**What this exercise asks**
**1.** According to the article on the Barnard Toddler Center, why do the toys and furniture start each day in the same place?
**2.** From the article on the Barnard Toddler Center, reproduce the passage from "In that regard" to "an art station." word for word.

Serious About Play

After four decades, the Barnard Toddler Center plans the next phase of its groundbreaking work on child development

By Ayana Byrd ’95

Toddler crawling through a tube

An unexpected sound bubbles out from the fourth floor of Milbank Hall, spilling from a small classroom where groundbreaking research is taking place. Tiny peals of laughter echo through the tony marble halls of Barnard’s oldest building as its youngest students gather for snack time. For over 40 years, the Center for Toddler Development — the Toddler Center, for short — has occupied space on the fourth floor of Milbank Hall. Inside its doors, researchers are changing how the world understands very young children and how Barnard gives back to its community. Now, as the Center anticipates what might be its biggest change since opening in 1973 — a proposed relocation to a larger, improved space (also in Milbank Hall) — it continues to serve a trio of important functions: teaching undergrads; researching young children’s critical developmental changes; and working with educators and parents around the world to help them better understand how the smallest among us grow into people well prepared for a changing world.

“The Toddler Development Center at Barnard College is known far and wide as a model for how to learn from, play with, and support the development of 2-year-olds,” says Kathy Hirsh-Pasek, an early childhood development expert in the psychology department at Temple University in Philadelphia. The Center’s world-renowned director, Tovah Klein, gets it, according to Hirsh-Pasek. “She deftly takes the latest research and lets it come alive for the children in her charge. I have been working with babies and toddlers for my whole career, and each time I visit the Center, I walk out with new insights.”

In that regard she is not alone. Says actor Sarah Jessica Parker, whose children attended the Center, “It was an amazing experience, especially for a first-time parent. It’s the first time you’re really engaging with people who have spent a huge amount of time studying children and early education and separation. What I got out of it was — on my best days as a parent — is tools: ‘How do I want to talk to my child? How do I want to be of comfort? How do I want to be a disciplinarian? How do I want to be an authority? How do I want to shape my child? And when do I want to lay off and let them shape themselves?’”

How Children Learn Best

Two days a week, 2¼ hours a day, children ages 19 to 34 months gather with six teachers in the Center’s 700-square-foot playroom. It is equipped with everything you’d expect in a toddler space, from play kitchens to blocks to an art station.

There is an intentional order here — toys and furniture start each day in the same place, allowing the children the opportunity to feel ownership over a part of the world in which they know where everything can be found. If you give toddlers an environment where they can figure out life, the Toddler Center emphasizes, you help create a foundation that will enable them to become confident toddlers who can become confident adults.

At the Center, the children are given free rein to do what toddlers do naturally: explore the world around them. Though some nursery schools and day care programs focus much of their efforts on “pre-academics” — preparing for reading, writing, and learning additional languages — the Toddler Center continues its embrace of play. “The idea that toddlers spend their days playing says this must be a really important developmental mechanism for them,” observes Klein, whom Good Morning America once called “the toddler whisperer.”

Though supervised by professional teachers and student assistants, the children are mostly free to decide how they want to play and with whom. The session closes with circle time between teachers and parents/caregivers to review what children did that day, followed by a debrief with undergrads after the children leave. The Center adopted its philosophy from the Swiss psychologist Jean Piaget, who believed children learn best when they can explore their environments free of adult intervention.

**Data shown**

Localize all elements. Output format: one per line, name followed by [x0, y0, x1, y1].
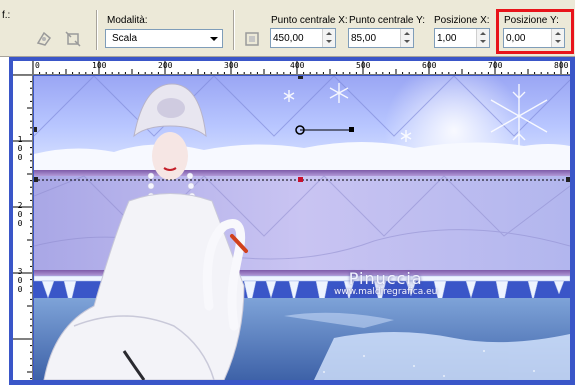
center-x-input[interactable] — [270, 28, 336, 48]
ruler-digit: 0 — [17, 210, 23, 219]
tool-options-bar: f.: Modalità: Scala Punto centrale X: Pu… — [0, 0, 575, 57]
center-x-field[interactable] — [273, 31, 327, 45]
highlight-box — [496, 9, 574, 54]
ruler-label: 100 — [92, 61, 107, 70]
arrow-up-icon[interactable] — [326, 32, 332, 35]
ruler-digit: 1 — [17, 135, 23, 144]
ruler-digit: 0 — [17, 285, 23, 294]
center-y-input[interactable] — [348, 28, 414, 48]
ruler-digit: 0 — [17, 153, 23, 162]
ruler-digit: 0 — [17, 144, 23, 153]
center-y-stepper[interactable] — [400, 29, 413, 47]
transform-icon-1 — [36, 31, 52, 46]
transform-icon-2 — [65, 31, 81, 47]
watermark-title: Pinuccia — [348, 269, 423, 288]
vertical-ruler: 1 0 0 2 0 0 3 0 0 — [13, 75, 33, 380]
pos-x-stepper[interactable] — [476, 29, 489, 47]
center-x-stepper[interactable] — [322, 29, 335, 47]
toolbar-separator — [233, 10, 235, 50]
ruler-label: 1 0 0 — [15, 135, 25, 162]
center-y-label: Punto centrale Y: — [349, 15, 425, 26]
arrow-down-icon[interactable] — [404, 40, 410, 43]
ruler-label: 200 — [158, 61, 173, 70]
ruler-label: 400 — [290, 61, 305, 70]
reset-icon — [245, 32, 259, 46]
ruler-digit: 0 — [17, 276, 23, 285]
ruler-label: 0 — [35, 61, 40, 70]
ruler-digit: 0 — [17, 219, 23, 228]
ruler-label: 3 0 0 — [15, 267, 25, 294]
ruler-corner — [13, 61, 33, 75]
arrow-up-icon[interactable] — [480, 32, 486, 35]
image-artwork — [34, 76, 570, 380]
ruler-digit: 2 — [17, 201, 23, 210]
partial-label: f.: — [2, 10, 11, 21]
pos-x-label: Posizione X: — [434, 15, 490, 26]
horizontal-ruler: 0 100 200 300 400 500 600 700 800 — [33, 61, 570, 75]
ruler-label: 800 — [554, 61, 569, 70]
ruler-label: 300 — [224, 61, 239, 70]
transform-button-1[interactable] — [33, 28, 53, 48]
transform-button-2[interactable] — [62, 28, 82, 48]
document-image[interactable]: Pinuccia www.maldiregrafica.eu — [34, 76, 570, 380]
arrow-down-icon[interactable] — [326, 40, 332, 43]
mode-value: Scala — [112, 33, 138, 44]
arrow-up-icon[interactable] — [404, 32, 410, 35]
chevron-down-icon — [210, 37, 218, 41]
reset-button[interactable] — [241, 28, 261, 48]
watermark-url: www.maldiregrafica.eu — [334, 287, 438, 297]
ruler-label: 2 0 0 — [15, 201, 25, 228]
pos-x-input[interactable] — [434, 28, 490, 48]
ruler-digit: 3 — [17, 267, 23, 276]
center-x-label: Punto centrale X: — [271, 15, 348, 26]
ruler-label: 600 — [422, 61, 437, 70]
mode-dropdown[interactable]: Scala — [105, 29, 223, 48]
pos-x-field[interactable] — [437, 31, 479, 45]
center-y-field[interactable] — [351, 31, 405, 45]
ruler-label: 700 — [488, 61, 503, 70]
mode-label: Modalità: — [107, 15, 148, 26]
watermark: Pinuccia www.maldiregrafica.eu — [334, 269, 437, 297]
arrow-down-icon[interactable] — [480, 40, 486, 43]
toolbar-separator — [96, 10, 98, 50]
ruler-label: 500 — [356, 61, 371, 70]
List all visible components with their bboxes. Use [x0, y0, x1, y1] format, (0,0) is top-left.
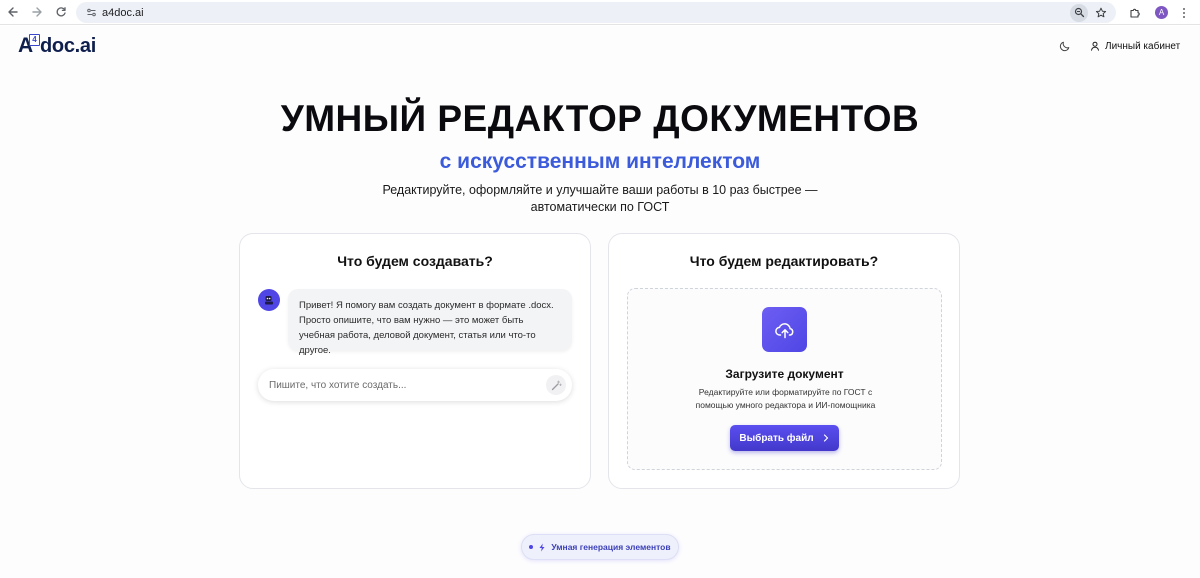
nav-buttons: [1, 0, 73, 24]
url-text[interactable]: a4doc.ai: [102, 7, 144, 19]
page: A 4 doc.ai Личный кабинет УМНЫЙ РЕДАКТОР…: [0, 26, 1200, 578]
extensions-puzzle-icon[interactable]: [1121, 7, 1149, 19]
site-header: A 4 doc.ai Личный кабинет: [0, 26, 1200, 66]
account-label: Личный кабинет: [1105, 40, 1181, 52]
bookmark-star-icon[interactable]: [1092, 4, 1110, 22]
choose-file-button[interactable]: Выбрать файл: [730, 425, 839, 451]
magic-wand-icon[interactable]: [546, 375, 566, 395]
site-info-icon[interactable]: [80, 7, 102, 18]
back-icon[interactable]: [1, 0, 25, 24]
upload-dropzone[interactable]: Загрузите документ Редактируйте или форм…: [627, 288, 942, 470]
edit-card-title: Что будем редактировать?: [689, 253, 879, 269]
edit-card: Что будем редактировать? Загрузите докум…: [608, 233, 960, 489]
account-link[interactable]: Личный кабинет: [1090, 38, 1180, 54]
user-icon: [1091, 41, 1099, 51]
forward-icon[interactable]: [25, 0, 49, 24]
pill-dot: [529, 545, 534, 549]
hero-subtitle: с искусственным интеллектом: [439, 150, 761, 173]
browser-menu-icon[interactable]: [1176, 7, 1192, 18]
cloud-upload-icon: [762, 307, 807, 352]
bot-message: Привет! Я помогу вам создать документ в …: [288, 289, 572, 356]
hero-title: УМНЫЙ РЕДАКТОР ДОКУМЕНТОВ: [280, 98, 920, 139]
upload-title: Загрузите документ: [725, 367, 844, 381]
omnibox-actions: [1070, 2, 1110, 23]
upload-description: Редактируйте или форматируйте по ГОСТ с …: [695, 387, 876, 410]
bot-avatar-icon: [258, 289, 280, 311]
browser-toolbar: a4doc.ai A: [0, 0, 1200, 25]
lightning-icon: [539, 543, 545, 551]
moon-icon[interactable]: [1057, 38, 1073, 54]
create-card-title: Что будем создавать?: [337, 253, 493, 269]
create-card: Что будем создавать? Привет! Я помогу ва…: [239, 233, 591, 489]
logo[interactable]: A 4 doc.ai: [18, 34, 96, 58]
create-prompt-input[interactable]: [269, 379, 539, 391]
choose-file-label: Выбрать файл: [739, 432, 814, 444]
zoom-icon[interactable]: [1070, 3, 1088, 22]
chevron-right-icon: [823, 434, 828, 442]
browser-right-controls: A: [1121, 0, 1200, 25]
prompt-box[interactable]: [258, 369, 572, 401]
logo-badge: 4: [29, 34, 40, 46]
hero-description: Редактируйте, оформляйте и улучшайте ваш…: [382, 183, 818, 214]
logo-text: doc.ai: [40, 34, 96, 57]
address-bar[interactable]: a4doc.ai: [76, 2, 1116, 23]
logo-mark: A 4: [18, 34, 40, 57]
profile-avatar[interactable]: A: [1155, 6, 1168, 19]
feature-pill[interactable]: Умная генерация элементов: [521, 534, 679, 560]
reload-icon[interactable]: [49, 0, 73, 24]
feature-pill-label: Умная генерация элементов: [551, 542, 671, 552]
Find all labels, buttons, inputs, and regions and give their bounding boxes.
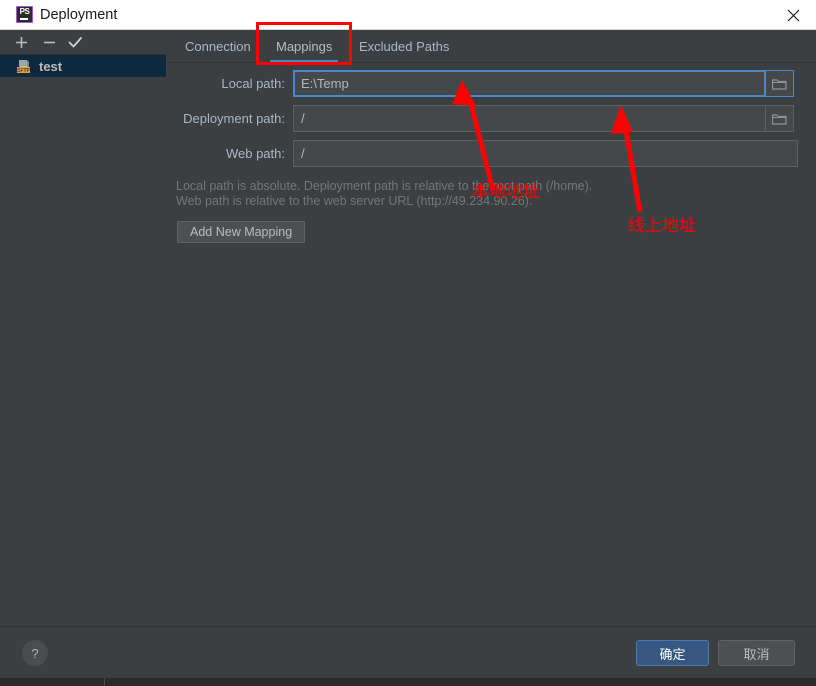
svg-text:SFTP: SFTP	[17, 68, 30, 74]
server-list-toolbar	[0, 30, 166, 55]
mapping-hint-line-2: Web path is relative to the web server U…	[176, 194, 533, 208]
server-list-item-label: test	[39, 58, 63, 74]
local-path-input[interactable]: E:\Temp	[293, 70, 766, 97]
server-list: SFTP test	[0, 55, 166, 625]
deployment-path-input[interactable]: /	[293, 105, 766, 132]
tab-mappings[interactable]: Mappings	[264, 30, 344, 63]
phpstorm-icon: PS	[16, 6, 33, 23]
title-bar: PS Deployment	[0, 0, 816, 30]
remove-server-button[interactable]	[36, 30, 62, 55]
add-server-button[interactable]	[8, 30, 34, 55]
local-path-browse-button[interactable]	[765, 70, 794, 97]
close-button[interactable]	[770, 0, 816, 30]
bottom-strip-separator	[104, 678, 105, 686]
question-mark-icon: ?	[31, 645, 39, 661]
plus-icon	[15, 37, 27, 48]
help-button[interactable]: ?	[22, 640, 48, 666]
deployment-dialog: PS Deployment SFTP test Connection Mappi…	[0, 0, 816, 686]
phpstorm-icon-text: PS	[19, 7, 30, 16]
local-path-label: Local path:	[221, 76, 285, 91]
mapping-hint-line-1: Local path is absolute. Deployment path …	[176, 179, 593, 193]
deployment-path-browse-button[interactable]	[765, 105, 794, 132]
tab-excluded-paths-label: Excluded Paths	[359, 39, 450, 54]
server-list-item-test[interactable]: SFTP test	[0, 55, 166, 77]
window-title: Deployment	[40, 7, 118, 23]
folder-icon	[772, 113, 787, 125]
tab-mappings-underline	[270, 60, 339, 63]
web-path-label: Web path:	[225, 146, 285, 161]
tab-excluded-paths[interactable]: Excluded Paths	[347, 30, 461, 63]
bottom-strip	[0, 678, 816, 686]
tab-mappings-label: Mappings	[276, 39, 333, 54]
check-icon	[68, 37, 82, 48]
deployment-path-label: Deployment path:	[183, 111, 285, 126]
phpstorm-icon-bar	[20, 18, 28, 20]
folder-icon	[772, 78, 787, 90]
ok-button[interactable]: 确定	[636, 640, 709, 666]
add-new-mapping-button[interactable]: Add New Mapping	[177, 221, 306, 243]
sftp-server-icon: SFTP	[16, 59, 32, 74]
minus-icon	[43, 41, 55, 44]
tab-connection-label: Connection	[185, 39, 251, 54]
mapping-hint-text: Local path is absolute. Deployment path …	[176, 179, 646, 209]
web-path-input[interactable]: /	[293, 140, 798, 167]
cancel-button[interactable]: 取消	[718, 640, 795, 666]
tab-connection[interactable]: Connection	[173, 30, 263, 63]
dialog-footer: ? 确定 取消	[0, 626, 816, 678]
settings-pane: Connection Mappings Excluded Paths Local…	[167, 30, 816, 625]
server-list-pane: SFTP test	[0, 30, 166, 625]
close-icon	[787, 9, 799, 21]
tab-bar: Connection Mappings Excluded Paths	[167, 30, 816, 63]
set-default-server-button[interactable]	[62, 30, 88, 55]
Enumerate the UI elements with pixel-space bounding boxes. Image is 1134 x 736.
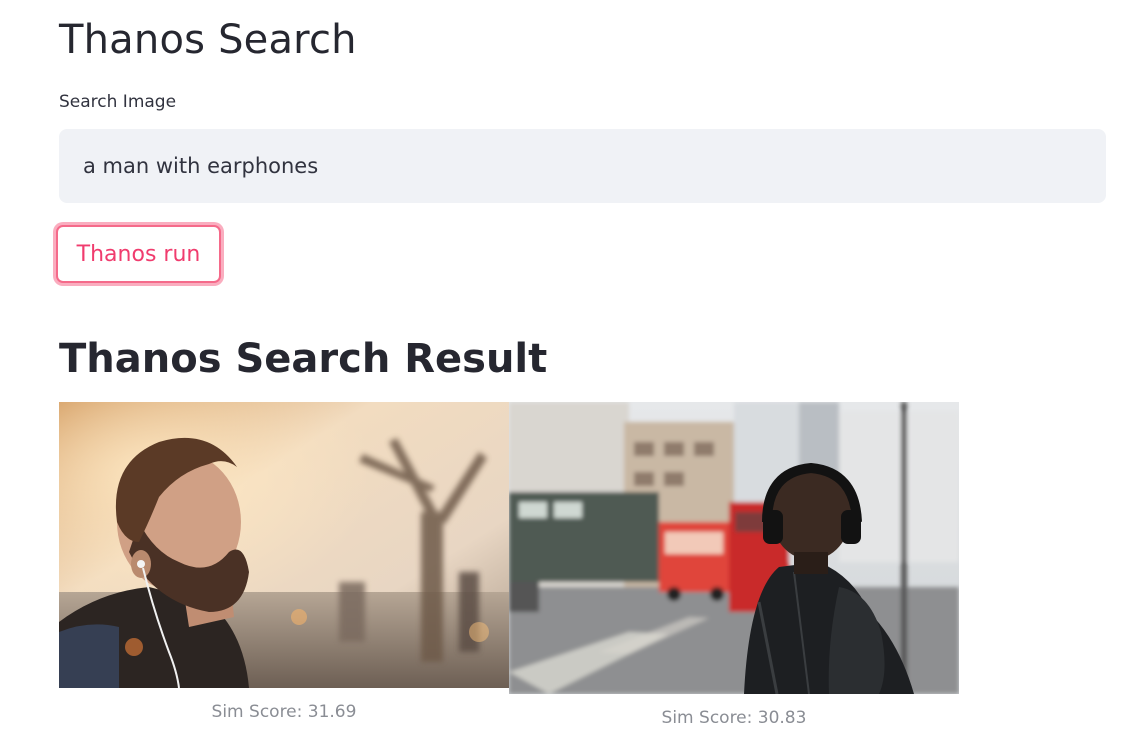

**Answer set**
**1.** The toys and furniture start each day in the same place so that the children can feel ownership over a part of the world where they know where everything can be found. The Center holds that giving toddlers an environment where they can figure out life builds a foundation for them to become confident toddlers and, later, confident adults.

**2.**
In that regard she is not alone. Says actor Sarah Jessica Parker, whose children attended the Center, “It was an amazing experience, especially for a first-time parent. It’s the first time you’re really engaging with people who have spent a huge amount of time studying children and early education and separation. What I got out of it was — on my best days as a parent — is tools: ‘How do I want to talk to my child? How do I want to be of comfort? How do I want to be a disciplinarian? How do I want to be an authority? How do I want to shape my child? And when do I want to lay off and let them shape themselves?’”

How Children Learn Best

Two days a week, 2¼ hours a day, children ages 19 to 34 months gather with six teachers in the Center’s 700-square-foot playroom. It is equipped with everything you’d expect in a toddler space, from play kitchens to blocks to an art station.